Repeat each record below exactly as given.

══ THE RECORDS

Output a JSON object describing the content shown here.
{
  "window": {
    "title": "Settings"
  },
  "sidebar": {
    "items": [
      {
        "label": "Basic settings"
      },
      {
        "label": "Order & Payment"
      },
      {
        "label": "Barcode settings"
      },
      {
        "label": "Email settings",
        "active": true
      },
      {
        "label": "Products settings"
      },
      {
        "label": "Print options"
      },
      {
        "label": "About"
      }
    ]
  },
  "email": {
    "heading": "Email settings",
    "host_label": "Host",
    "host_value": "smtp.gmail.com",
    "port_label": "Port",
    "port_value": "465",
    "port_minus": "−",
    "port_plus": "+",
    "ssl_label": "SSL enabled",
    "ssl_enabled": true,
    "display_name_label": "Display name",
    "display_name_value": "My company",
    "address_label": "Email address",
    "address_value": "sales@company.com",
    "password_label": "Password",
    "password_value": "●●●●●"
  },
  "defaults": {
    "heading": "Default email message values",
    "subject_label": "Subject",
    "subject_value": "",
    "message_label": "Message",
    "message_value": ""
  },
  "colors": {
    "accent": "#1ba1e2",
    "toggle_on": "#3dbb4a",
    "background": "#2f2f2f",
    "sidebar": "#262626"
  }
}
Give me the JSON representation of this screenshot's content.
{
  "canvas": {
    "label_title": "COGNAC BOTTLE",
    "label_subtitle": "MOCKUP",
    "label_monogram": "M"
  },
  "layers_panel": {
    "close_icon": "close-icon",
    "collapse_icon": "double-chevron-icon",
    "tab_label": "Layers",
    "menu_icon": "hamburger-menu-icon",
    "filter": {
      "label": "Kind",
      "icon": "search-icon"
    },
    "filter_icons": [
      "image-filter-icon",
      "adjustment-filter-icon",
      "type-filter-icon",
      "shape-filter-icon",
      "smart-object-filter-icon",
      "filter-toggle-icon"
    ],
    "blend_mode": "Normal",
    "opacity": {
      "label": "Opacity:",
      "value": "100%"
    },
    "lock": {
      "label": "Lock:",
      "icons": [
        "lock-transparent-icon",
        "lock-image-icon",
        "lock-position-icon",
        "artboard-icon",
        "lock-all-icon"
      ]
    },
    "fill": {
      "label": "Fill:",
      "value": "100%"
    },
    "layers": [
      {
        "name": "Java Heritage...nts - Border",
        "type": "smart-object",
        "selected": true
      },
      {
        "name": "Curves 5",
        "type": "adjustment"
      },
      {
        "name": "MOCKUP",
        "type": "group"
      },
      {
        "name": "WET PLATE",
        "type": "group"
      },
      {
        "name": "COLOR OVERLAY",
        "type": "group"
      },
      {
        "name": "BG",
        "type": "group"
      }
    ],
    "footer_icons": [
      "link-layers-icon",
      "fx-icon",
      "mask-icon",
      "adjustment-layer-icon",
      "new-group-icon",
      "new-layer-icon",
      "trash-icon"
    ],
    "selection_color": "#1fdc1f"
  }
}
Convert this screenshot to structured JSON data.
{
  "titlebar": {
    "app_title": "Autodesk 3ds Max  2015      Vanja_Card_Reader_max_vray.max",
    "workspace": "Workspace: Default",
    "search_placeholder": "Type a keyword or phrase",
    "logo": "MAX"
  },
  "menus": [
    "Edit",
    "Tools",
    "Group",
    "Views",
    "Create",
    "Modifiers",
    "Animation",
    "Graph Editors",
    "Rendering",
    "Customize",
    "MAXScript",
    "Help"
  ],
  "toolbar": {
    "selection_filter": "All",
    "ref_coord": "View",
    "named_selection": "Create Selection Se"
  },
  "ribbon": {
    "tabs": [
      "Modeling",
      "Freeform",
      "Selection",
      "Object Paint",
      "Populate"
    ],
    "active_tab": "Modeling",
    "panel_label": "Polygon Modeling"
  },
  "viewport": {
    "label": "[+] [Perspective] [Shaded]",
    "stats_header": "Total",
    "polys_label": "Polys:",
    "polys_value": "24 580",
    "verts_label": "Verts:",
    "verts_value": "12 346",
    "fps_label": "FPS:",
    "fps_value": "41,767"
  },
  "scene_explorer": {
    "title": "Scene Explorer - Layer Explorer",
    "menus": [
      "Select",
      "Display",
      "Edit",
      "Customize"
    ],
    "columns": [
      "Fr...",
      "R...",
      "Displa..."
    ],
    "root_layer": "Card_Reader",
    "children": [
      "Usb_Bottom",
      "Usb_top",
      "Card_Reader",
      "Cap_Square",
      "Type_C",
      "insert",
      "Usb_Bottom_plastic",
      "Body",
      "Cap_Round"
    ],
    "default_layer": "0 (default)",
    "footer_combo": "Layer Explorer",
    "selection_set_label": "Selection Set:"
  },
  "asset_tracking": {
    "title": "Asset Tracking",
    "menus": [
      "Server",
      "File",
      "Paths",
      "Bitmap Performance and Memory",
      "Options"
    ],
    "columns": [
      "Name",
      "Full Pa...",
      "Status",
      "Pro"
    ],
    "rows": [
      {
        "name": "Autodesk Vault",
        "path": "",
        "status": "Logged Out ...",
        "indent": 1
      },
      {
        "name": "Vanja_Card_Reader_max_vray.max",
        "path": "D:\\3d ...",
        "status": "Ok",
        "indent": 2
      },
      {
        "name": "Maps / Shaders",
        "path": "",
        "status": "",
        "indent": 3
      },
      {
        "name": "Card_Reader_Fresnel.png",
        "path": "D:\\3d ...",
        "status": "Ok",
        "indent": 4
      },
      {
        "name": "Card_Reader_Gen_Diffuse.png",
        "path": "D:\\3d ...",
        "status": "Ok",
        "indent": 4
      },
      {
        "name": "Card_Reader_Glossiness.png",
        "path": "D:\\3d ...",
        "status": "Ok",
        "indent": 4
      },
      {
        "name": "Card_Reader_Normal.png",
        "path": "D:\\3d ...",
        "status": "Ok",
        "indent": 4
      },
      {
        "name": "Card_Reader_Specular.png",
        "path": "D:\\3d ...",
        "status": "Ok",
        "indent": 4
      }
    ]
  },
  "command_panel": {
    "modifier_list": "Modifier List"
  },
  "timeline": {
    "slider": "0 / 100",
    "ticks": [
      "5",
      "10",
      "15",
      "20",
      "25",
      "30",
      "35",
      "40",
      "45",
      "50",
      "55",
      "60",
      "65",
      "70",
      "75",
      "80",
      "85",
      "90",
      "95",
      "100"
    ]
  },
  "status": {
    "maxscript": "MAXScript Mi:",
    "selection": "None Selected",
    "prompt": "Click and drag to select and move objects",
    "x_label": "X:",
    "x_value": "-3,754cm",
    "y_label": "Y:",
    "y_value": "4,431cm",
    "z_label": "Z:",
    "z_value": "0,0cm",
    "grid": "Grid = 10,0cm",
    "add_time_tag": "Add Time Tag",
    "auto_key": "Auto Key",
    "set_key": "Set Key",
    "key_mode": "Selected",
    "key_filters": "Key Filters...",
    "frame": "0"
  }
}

════

**THE OUTPUT**
Output a JSON object describing the content shown here.
{
  "window": {
    "title": "Settings"
  },
  "sidebar": {
    "items": [
      {
        "label": "Basic settings"
      },
      {
        "label": "Order & Payment"
      },
      {
        "label": "Barcode settings"
      },
      {
        "label": "Email settings",
        "active": true
      },
      {
        "label": "Products settings"
      },
      {
        "label": "Print options"
      },
      {
        "label": "About"
      }
    ]
  },
  "email": {
    "heading": "Email settings",
    "host_label": "Host",
    "host_value": "smtp.gmail.com",
    "port_label": "Port",
    "port_value": "465",
    "port_minus": "−",
    "port_plus": "+",
    "ssl_label": "SSL enabled",
    "ssl_enabled": true,
    "display_name_label": "Display name",
    "display_name_value": "My company",
    "address_label": "Email address",
    "address_value": "sales@company.com",
    "password_label": "Password",
    "password_value": "●●●●●"
  },
  "defaults": {
    "heading": "Default email message values",
    "subject_label": "Subject",
    "subject_value": "",
    "message_label": "Message",
    "message_value": ""
  },
  "colors": {
    "accent": "#1ba1e2",
    "toggle_on": "#3dbb4a",
    "background": "#2f2f2f",
    "sidebar": "#262626"
  }
}
Give me the JSON representation of this screenshot's content.
{
  "canvas": {
    "label_title": "COGNAC BOTTLE",
    "label_subtitle": "MOCKUP",
    "label_monogram": "M"
  },
  "layers_panel": {
    "close_icon": "close-icon",
    "collapse_icon": "double-chevron-icon",
    "tab_label": "Layers",
    "menu_icon": "hamburger-menu-icon",
    "filter": {
      "label": "Kind",
      "icon": "search-icon"
    },
    "filter_icons": [
      "image-filter-icon",
      "adjustment-filter-icon",
      "type-filter-icon",
      "shape-filter-icon",
      "smart-object-filter-icon",
      "filter-toggle-icon"
    ],
    "blend_mode": "Normal",
    "opacity": {
      "label": "Opacity:",
      "value": "100%"
    },
    "lock": {
      "label": "Lock:",
      "icons": [
        "lock-transparent-icon",
        "lock-image-icon",
        "lock-position-icon",
        "artboard-icon",
        "lock-all-icon"
      ]
    },
    "fill": {
      "label": "Fill:",
      "value": "100%"
    },
    "layers": [
      {
        "name": "Java Heritage...nts - Border",
        "type": "smart-object",
        "selected": true
      },
      {
        "name": "Curves 5",
        "type": "adjustment"
      },
      {
        "name": "MOCKUP",
        "type": "group"
      },
      {
        "name": "WET PLATE",
        "type": "group"
      },
      {
        "name": "COLOR OVERLAY",
        "type": "group"
      },
      {
        "name": "BG",
        "type": "group"
      }
    ],
    "footer_icons": [
      "link-layers-icon",
      "fx-icon",
      "mask-icon",
      "adjustment-layer-icon",
      "new-group-icon",
      "new-layer-icon",
      "trash-icon"
    ],
    "selection_color": "#1fdc1f"
  }
}
Convert this screenshot to structured JSON data.
{
  "titlebar": {
    "app_title": "Autodesk 3ds Max  2015      Vanja_Card_Reader_max_vray.max",
    "workspace": "Workspace: Default",
    "search_placeholder": "Type a keyword or phrase",
    "logo": "MAX"
  },
  "menus": [
    "Edit",
    "Tools",
    "Group",
    "Views",
    "Create",
    "Modifiers",
    "Animation",
    "Graph Editors",
    "Rendering",
    "Customize",
    "MAXScript",
    "Help"
  ],
  "toolbar": {
    "selection_filter": "All",
    "ref_coord": "View",
    "named_selection": "Create Selection Se"
  },
  "ribbon": {
    "tabs": [
      "Modeling",
      "Freeform",
      "Selection",
      "Object Paint",
      "Populate"
    ],
    "active_tab": "Modeling",
    "panel_label": "Polygon Modeling"
  },
  "viewport": {
    "label": "[+] [Perspective] [Shaded]",
    "stats_header": "Total",
    "polys_label": "Polys:",
    "polys_value": "24 580",
    "verts_label": "Verts:",
    "verts_value": "12 346",
    "fps_label": "FPS:",
    "fps_value": "41,767"
  },
  "scene_explorer": {
    "title": "Scene Explorer - Layer Explorer",
    "menus": [
      "Select",
      "Display",
      "Edit",
      "Customize"
    ],
    "columns": [
      "Fr...",
      "R...",
      "Displa..."
    ],
    "root_layer": "Card_Reader",
    "children": [
      "Usb_Bottom",
      "Usb_top",
      "Card_Reader",
      "Cap_Square",
      "Type_C",
      "insert",
      "Usb_Bottom_plastic",
      "Body",
      "Cap_Round"
    ],
    "default_layer": "0 (default)",
    "footer_combo": "Layer Explorer",
    "selection_set_label": "Selection Set:"
  },
  "asset_tracking": {
    "title": "Asset Tracking",
    "menus": [
      "Server",
      "File",
      "Paths",
      "Bitmap Performance and Memory",
      "Options"
    ],
    "columns": [
      "Name",
      "Full Pa...",
      "Status",
      "Pro"
    ],
    "rows": [
      {
        "name": "Autodesk Vault",
        "path": "",
        "status": "Logged Out ...",
        "indent": 1
      },
      {
        "name": "Vanja_Card_Reader_max_vray.max",
        "path": "D:\\3d ...",
        "status": "Ok",
        "indent": 2
      },
      {
        "name": "Maps / Shaders",
        "path": "",
        "status": "",
        "indent": 3
      },
      {
        "name": "Card_Reader_Fresnel.png",
        "path": "D:\\3d ...",
        "status": "Ok",
        "indent": 4
      },
      {
        "name": "Card_Reader_Gen_Diffuse.png",
        "path": "D:\\3d ...",
        "status": "Ok",
        "indent": 4
      },
      {
        "name": "Card_Reader_Glossiness.png",
        "path": "D:\\3d ...",
        "status": "Ok",
        "indent": 4
      },
      {
        "name": "Card_Reader_Normal.png",
        "path": "D:\\3d ...",
        "status": "Ok",
        "indent": 4
      },
      {
        "name": "Card_Reader_Specular.png",
        "path": "D:\\3d ...",
        "status": "Ok",
        "indent": 4
      }
    ]
  },
  "command_panel": {
    "modifier_list": "Modifier List"
  },
  "timeline": {
    "slider": "0 / 100",
    "ticks": [
      "5",
      "10",
      "15",
      "20",
      "25",
      "30",
      "35",
      "40",
      "45",
      "50",
      "55",
      "60",
      "65",
      "70",
      "75",
      "80",
      "85",
      "90",
      "95",
      "100"
    ]
  },
  "status": {
    "maxscript": "MAXScript Mi:",
    "selection": "None Selected",
    "prompt": "Click and drag to select and move objects",
    "x_label": "X:",
    "x_value": "-3,754cm",
    "y_label": "Y:",
    "y_value": "4,431cm",
    "z_label": "Z:",
    "z_value": "0,0cm",
    "grid": "Grid = 10,0cm",
    "add_time_tag": "Add Time Tag",
    "auto_key": "Auto Key",
    "set_key": "Set Key",
    "key_mode": "Selected",
    "key_filters": "Key Filters...",
    "frame": "0"
  }
}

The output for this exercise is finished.